**What the task requires:**
Look over the lines below. Report each one that includes the string "title".
+++++
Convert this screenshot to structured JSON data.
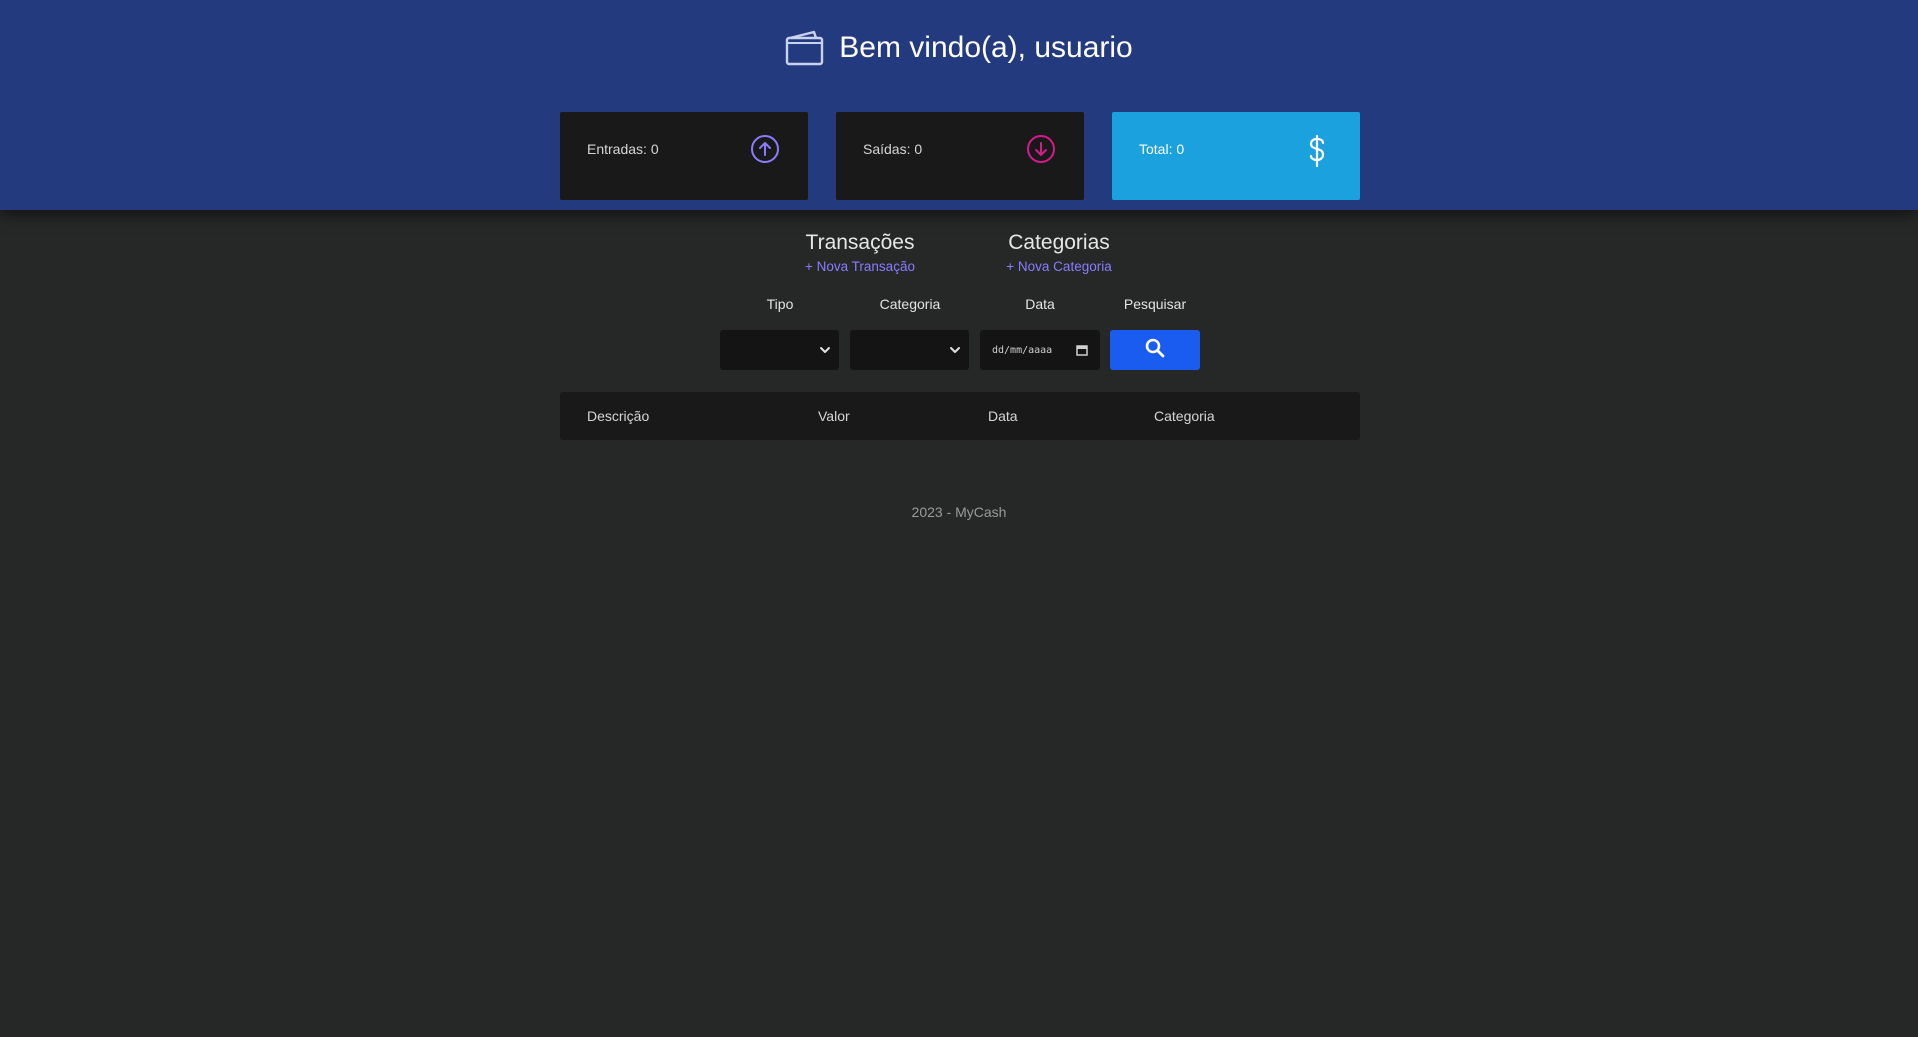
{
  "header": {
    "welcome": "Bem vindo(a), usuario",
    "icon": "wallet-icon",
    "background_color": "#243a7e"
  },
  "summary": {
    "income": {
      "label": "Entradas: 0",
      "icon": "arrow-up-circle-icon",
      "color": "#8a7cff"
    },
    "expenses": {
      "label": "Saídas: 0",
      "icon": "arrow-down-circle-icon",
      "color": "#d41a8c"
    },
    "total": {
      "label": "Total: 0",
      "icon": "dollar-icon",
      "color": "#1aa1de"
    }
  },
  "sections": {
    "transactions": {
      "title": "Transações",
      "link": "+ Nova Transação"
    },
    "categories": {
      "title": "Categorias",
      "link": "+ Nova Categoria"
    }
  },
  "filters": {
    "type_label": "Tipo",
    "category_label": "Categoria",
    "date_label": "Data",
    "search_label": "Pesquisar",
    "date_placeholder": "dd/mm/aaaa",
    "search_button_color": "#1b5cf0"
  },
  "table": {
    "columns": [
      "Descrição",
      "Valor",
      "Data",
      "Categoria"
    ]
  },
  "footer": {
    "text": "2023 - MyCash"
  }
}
+++++
**Exercise output:**
      "title": "Transações",
      "title": "Categorias",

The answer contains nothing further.